Exercise aim: Extract the complete listing and output it unchanged.

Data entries
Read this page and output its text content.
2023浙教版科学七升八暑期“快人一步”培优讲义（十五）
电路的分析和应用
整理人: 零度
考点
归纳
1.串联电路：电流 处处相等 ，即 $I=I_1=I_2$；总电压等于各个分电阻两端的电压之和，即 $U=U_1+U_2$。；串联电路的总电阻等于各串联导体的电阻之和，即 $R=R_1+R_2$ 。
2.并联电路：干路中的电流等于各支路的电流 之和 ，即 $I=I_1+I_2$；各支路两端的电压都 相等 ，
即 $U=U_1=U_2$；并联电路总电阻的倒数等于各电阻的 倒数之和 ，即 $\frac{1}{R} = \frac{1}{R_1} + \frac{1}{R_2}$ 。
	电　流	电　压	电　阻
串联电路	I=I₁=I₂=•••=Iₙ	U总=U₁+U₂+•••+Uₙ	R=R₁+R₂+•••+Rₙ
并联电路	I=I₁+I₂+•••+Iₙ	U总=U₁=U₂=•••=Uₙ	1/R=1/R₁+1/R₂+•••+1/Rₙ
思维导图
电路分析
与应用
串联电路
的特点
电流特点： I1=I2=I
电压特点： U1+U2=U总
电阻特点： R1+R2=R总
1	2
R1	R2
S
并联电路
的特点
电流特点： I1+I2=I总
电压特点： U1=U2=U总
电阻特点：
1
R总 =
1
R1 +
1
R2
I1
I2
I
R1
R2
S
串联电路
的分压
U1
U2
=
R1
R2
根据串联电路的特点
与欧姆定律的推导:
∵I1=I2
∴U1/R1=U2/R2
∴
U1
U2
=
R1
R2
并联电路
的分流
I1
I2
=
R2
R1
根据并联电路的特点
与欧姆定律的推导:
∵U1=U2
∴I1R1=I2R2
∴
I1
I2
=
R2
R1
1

Answer to the exercise:
Read this page and output its text content.
2023浙教版科学七升八暑期“快人一步”培优讲义（十五）
电路的分析和应用
整理人: 零度
考点
归纳
1.串联电路：电流 处处相等 ，即 $I=I_1=I_2$；总电压等于各个分电阻两端的电压之和，即 $U=U_1+U_2$。；串联电路的总电阻等于各串联导体的电阻之和，即 $R=R_1+R_2$ 。
2.并联电路：干路中的电流等于各支路的电流 之和 ，即 $I=I_1+I_2$；各支路两端的电压都 相等 ，
即 $U=U_1=U_2$；并联电路总电阻的倒数等于各电阻的 倒数之和 ，即 $\frac{1}{R} = \frac{1}{R_1} + \frac{1}{R_2}$ 。
	电　流	电　压	电　阻
串联电路	I=I₁=I₂=•••=Iₙ	U总=U₁+U₂+•••+Uₙ	R=R₁+R₂+•••+Rₙ
并联电路	I=I₁+I₂+•••+Iₙ	U总=U₁=U₂=•••=Uₙ	1/R=1/R₁+1/R₂+•••+1/Rₙ
思维导图
电路分析
与应用
串联电路
的特点
电流特点： I1=I2=I
电压特点： U1+U2=U总
电阻特点： R1+R2=R总
1	2
R1	R2
S
并联电路
的特点
电流特点： I1+I2=I总
电压特点： U1=U2=U总
电阻特点：
1
R总 =
1
R1 +
1
R2
I1
I2
I
R1
R2
S
串联电路
的分压
U1
U2
=
R1
R2
根据串联电路的特点
与欧姆定律的推导:
∵I1=I2
∴U1/R1=U2/R2
∴
U1
U2
=
R1
R2
并联电路
的分流
I1
I2
=
R2
R1
根据并联电路的特点
与欧姆定律的推导:
∵U1=U2
∴I1R1=I2R2
∴
I1
I2
=
R2
R1
1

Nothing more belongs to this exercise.